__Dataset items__
%%
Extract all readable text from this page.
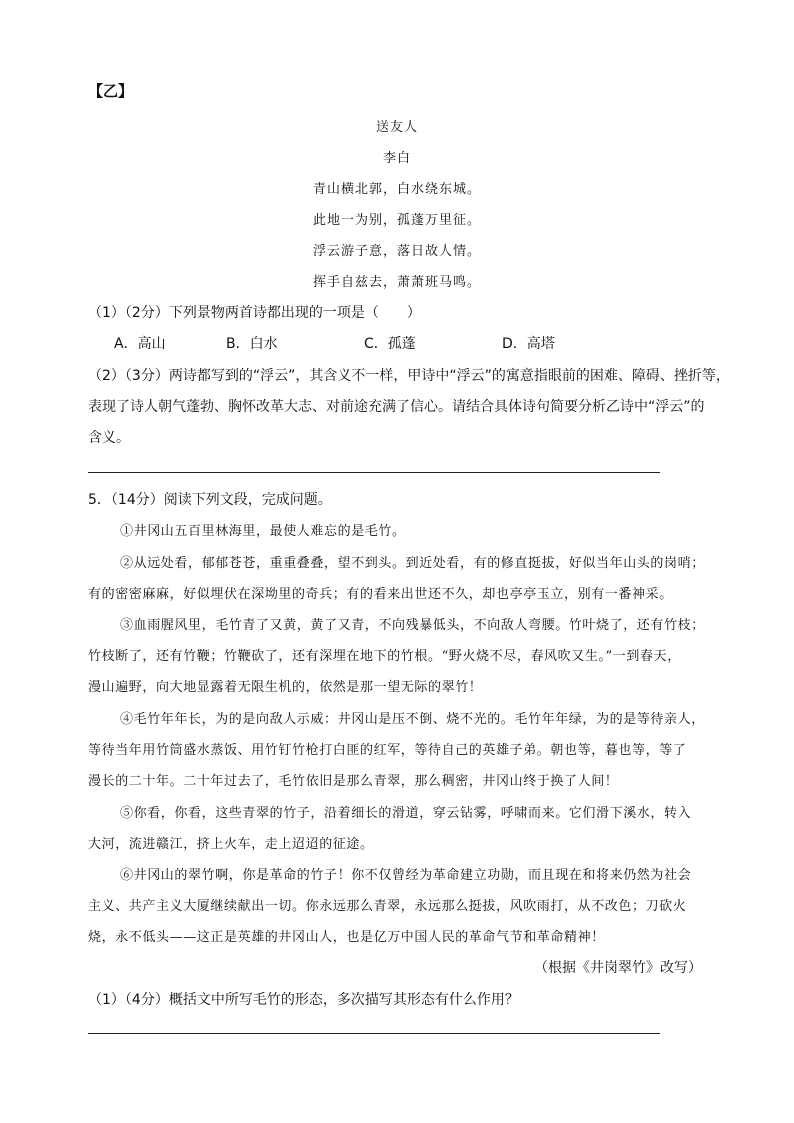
【乙】
送友人
李白
青山横北郭，白水绕东城。
此地一为别，孤蓬万里征。
浮云游子意，落日故人情。
挥手自兹去，萧萧班马鸣。
（1）（2分）下列景物两首诗都出现的一项是（　　）
A．高山	B．白水	C．孤蓬	D．高塔
（2）（3分）两诗都写到的“浮云”，其含义不一样，甲诗中“浮云”的寓意指眼前的困难、障碍、挫折等，
表现了诗人朝气蓬勃、胸怀改革大志、对前途充满了信心。请结合具体诗句简要分析乙诗中“浮云”的
含义。
5．（14分）阅读下列文段，完成问题。
①井冈山五百里林海里，最使人难忘的是毛竹。
②从远处看，郁郁苍苍，重重叠叠，望不到头。到近处看，有的修直挺拔，好似当年山头的岗哨；
有的密密麻麻，好似埋伏在深坳里的奇兵；有的看来出世还不久，却也亭亭玉立，别有一番神采。
③血雨腥风里，毛竹青了又黄，黄了又青，不向残暴低头，不向敌人弯腰。竹叶烧了，还有竹枝；
竹枝断了，还有竹鞭；竹鞭砍了，还有深埋在地下的竹根。“野火烧不尽，春风吹又生。”一到春天，
漫山遍野，向大地显露着无限生机的，依然是那一望无际的翠竹！
④毛竹年年长，为的是向敌人示威：井冈山是压不倒、烧不光的。毛竹年年绿，为的是等待亲人，
等待当年用竹筒盛水蒸饭、用竹钉竹枪打白匪的红军，等待自己的英雄子弟。朝也等，暮也等，等了
漫长的二十年。二十年过去了，毛竹依旧是那么青翠，那么稠密，井冈山终于换了人间！
⑤你看，你看，这些青翠的竹子，沿着细长的滑道，穿云钻雾，呼啸而来。它们滑下溪水，转入
大河，流进赣江，挤上火车，走上迢迢的征途。
⑥井冈山的翠竹啊，你是革命的竹子！你不仅曾经为革命建立功勋，而且现在和将来仍然为社会
主义、共产主义大厦继续献出一切。你永远那么青翠，永远那么挺拔，风吹雨打，从不改色；刀砍火
烧，永不低头——这正是英雄的井冈山人，也是亿万中国人民的革命气节和革命精神！
（根据《井岗翠竹》改写）
（1）（4分）概括文中所写毛竹的形态，多次描写其形态有什么作用？
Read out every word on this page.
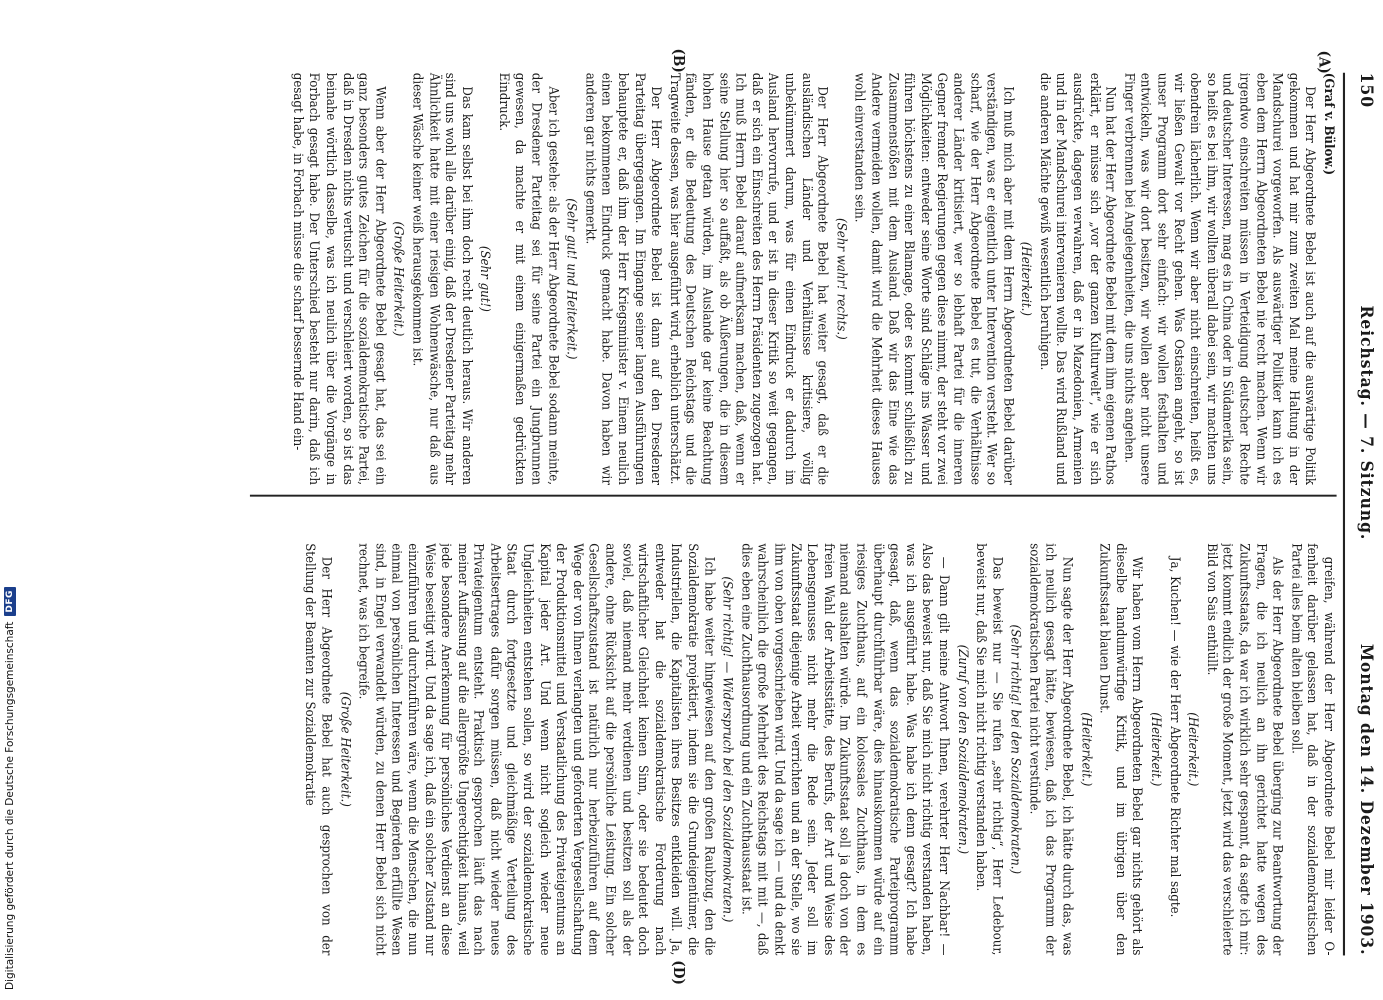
Digitalisierung gefördert durch die Deutsche Forschungsgemeinschaft
DFG
150
Reichstag. — 7. Sitzung.
Montag den 14. Dezember 1903.
(A)
(B)
(D)

(Graf v. Bülow.)

Der Herr Abgeordnete Bebel ist auch auf die auswärtige Politik gekommen und hat mir zum zweiten Mal meine Haltung in der Mandschurei vorgeworfen. Als auswärtiger Politiker kann ich es eben dem Herrn Abgeordneten Bebel nie recht machen. Wenn wir irgendwo einschreiten müssen in Verteidigung deutscher Rechte und deutscher Interessen, mag es in China oder in Südamerika sein, so heißt es bei ihm, wir wollten überall dabei sein, wir machten uns obendrein lächerlich. Wenn wir aber nicht einschreiten, heißt es, wir ließen Gewalt vor Recht gehen. Was Ostasien angeht, so ist unser Programm dort sehr einfach: wir wollen festhalten und entwickeln, was wir dort besitzen, wir wollen aber nicht unsere Finger verbrennen bei Angelegenheiten, die uns nichts angehen.

Nun hat der Herr Abgeordnete Bebel mit dem ihm eigenen Pathos erklärt, er müsse sich „vor der ganzen Kulturwelt“, wie er sich ausdrückte, dagegen verwahren, daß er in Mazedonien, Armenien und in der Mandschurei intervenieren wollte. Das wird Rußland und die anderen Mächte gewiß wesentlich beruhigen.

(Heiterkeit.)

Ich muß mich aber mit dem Herrn Abgeordneten Bebel darüber verständigen, was er eigentlich unter Intervention versteht. Wer so scharf, wie der Herr Abgeordnete Bebel es tut, die Verhältnisse anderer Länder kritisiert, wer so lebhaft Partei für die inneren Gegner fremder Regierungen gegen diese nimmt, der steht vor zwei Möglichkeiten: entweder seine Worte sind Schläge ins Wasser und führen höchstens zu einer Blamage, oder es kommt schließlich zu Zusammenstößen mit dem Ausland. Daß wir das Eine wie das Andere vermeiden wollen, damit wird die Mehrheit dieses Hauses wohl einverstanden sein.

(Sehr wahr! rechts.)

Der Herr Abgeordnete Bebel hat weiter gesagt, daß er die ausländischen Länder und Verhältnisse kritisiere, völlig unbekümmert darum, was für einen Eindruck er dadurch im Ausland hervorrufe, und er ist in dieser Kritik so weit gegangen, daß er sich ein Einschreiten des Herrn Präsidenten zugezogen hat. Ich muß Herrn Bebel darauf aufmerksam machen, daß, wenn er seine Stellung hier so auffaßt, als ob Äußerungen, die in diesem hohen Hause getan würden, im Auslande gar keine Beachtung fänden, er die Bedeutung des Deutschen Reichstags und die Tragweite dessen, was hier ausgeführt wird, erheblich unterschätzt.

Der Herr Abgeordnete Bebel ist dann auf den Dresdener Parteitag übergegangen. Im Eingange seiner langen Ausführungen behauptete er, daß ihm der Herr Kriegsminister v. Einem neulich einen bekommenen Eindruck gemacht habe. Davon haben wir anderen gar nichts gemerkt.

(Sehr gut! und Heiterkeit.)

Aber ich gestehe: als der Herr Abgeordnete Bebel sodann meinte, der Dresdener Parteitag sei für seine Partei ein Jungbrunnen gewesen, da machte er mit einem einigermaßen gedrückten Eindruck.

(Sehr gut!)

Das kam selbst bei ihm doch recht deutlich heraus. Wir anderen sind uns wohl alle darüber einig, daß der Dresdener Parteitag mehr Ähnlichkeit hatte mit einer riesigen Wohnenwäsche, nur daß aus dieser Wäsche keiner weiß herausgekommen ist.

(Große Heiterkeit.)

Wenn aber der Herr Abgeordnete Bebel gesagt hat, das sei ein ganz besonders gutes Zeichen für die sozialdemokratische Partei, daß in Dresden nichts vertuscht und verschleiert worden, so ist das beinahe wörtlich dasselbe, was ich neulich über die Vorgänge in Forbach gesagt habe. Der Unterschied besteht nur darin, daß ich gesagt habe, in Forbach müsse die scharf bessernde Hand ein-

greifen, während der Herr Abgeordnete Bebel mir leider O-fenheit darüber gelassen hat, daß in der sozialdemokratischen Partei alles beim alten bleiben soll.

Als der Herr Abgeordnete Bebel überging zur Beantwortung der Fragen, die ich neulich an ihn gerichtet hatte wegen des Zukunftsstaats, da war ich wirklich sehr gespannt, da sagte ich mir: jetzt kommt endlich der große Moment, jetzt wird das verschleierte Bild von Sais enthüllt.

(Heiterkeit.)

Ja, Kuchen! — wie der Herr Abgeordnete Richter mal sagte.

(Heiterkeit.)

Wir haben vom Herrn Abgeordneten Bebel gar nichts gehört als dieselbe handumwürfige Kritik, und im übrigen über den Zukunftsstaat blauen Dunst.

(Heiterkeit.)

Nun sagte der Herr Abgeordnete Bebel, ich hätte durch das, was ich neulich gesagt hätte, bewiesen, daß ich das Programm der sozialdemokratischen Partei nicht verstünde.

(Sehr richtig! bei den Sozialdemokraten.)

Das beweist nur — Sie rufen „sehr richtig“, Herr Ledebour, beweist nur, daß Sie mich nicht richtig verstanden haben.

(Zuruf von den Sozialdemokraten.)

— Dann gilt meine Antwort Ihnen, verehrter Herr Nachbar! — Also das beweist nur, daß Sie mich nicht richtig verstanden haben, was ich ausgeführt habe. Was habe ich denn gesagt? Ich habe gesagt, daß, wenn das sozialdemokratische Parteiprogramm überhaupt durchführbar wäre, dies hinauskommen würde auf ein riesiges Zuchthaus, auf ein kolossales Zuchthaus, in dem es niemand aushalten würde. Im Zukunftsstaat soll ja doch von der freien Wahl der Arbeitsstätte, des Berufs, der Art und Weise des Lebensgenusses nicht mehr die Rede sein. Jeder soll im Zukunftsstaat diejenige Arbeit verrichten und an der Stelle, wo sie ihm von oben vorgeschrieben wird. Und da sage ich — und da denkt wahrscheinlich die große Mehrheit des Reichstags mit mit —, daß dies eben eine Zuchthausordnung und ein Zuchthausstaat ist.

(Sehr richtig! — Widerspruch bei den Sozialdemokraten.)

Ich habe weiter hingewiesen auf den großen Raubzug, den die Sozialdemokratie projektiert, indem sie die Grundeigentümer, die Industriellen, die Kapitalisten ihres Besitzes entkleiden will. Ja, entweder hat die sozialdemokratische Forderung nach wirtschaftlicher Gleichheit keinen Sinn, oder sie bedeutet doch soviel, daß niemand mehr verdienen und besitzen soll als der andere, ohne Rücksicht auf die persönliche Leistung. Ein solcher Gesellschaftszustand ist natürlich nur herbeizuführen auf dem Wege der von Ihnen verlangten und geforderten Vergesellschaftung der Produktionsmittel und Verstaatlichung des Privateigentums an Kapital jeder Art. Und wenn nicht sogleich wieder neue Ungleichheiten entstehen sollen, so wird der sozialdemokratische Staat durch fortgesetzte und gleichmäßige Verteilung des Arbeitsertrages dafür sorgen müssen, daß nicht wieder neues Privateigentum entsteht. Praktisch gesprochen läuft das nach meiner Auffassung auf die allergrößte Ungerechtigkeit hinaus, weil jede besondere Anerkennung für persönliches Verdienst an diese Weise beseitigt wird. Und da sage ich, daß ein solcher Zustand nur einzuführen und durchzuführen wäre, wenn die Menschen, die nun einmal von persönlichen Interessen und Begierden erfüllte Wesen sind, in Engel verwandelt würden, zu denen Herr Bebel sich nicht rechnet, was ich begreife.

(Große Heiterkeit.)

Der Herr Abgeordnete Bebel hat auch gesprochen von der Stellung der Beamten zur Sozialdemokratie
%%
__Given task__
The string "this" may appear in lines of the listing above; tally those lines and give the number only.

__Output below__
2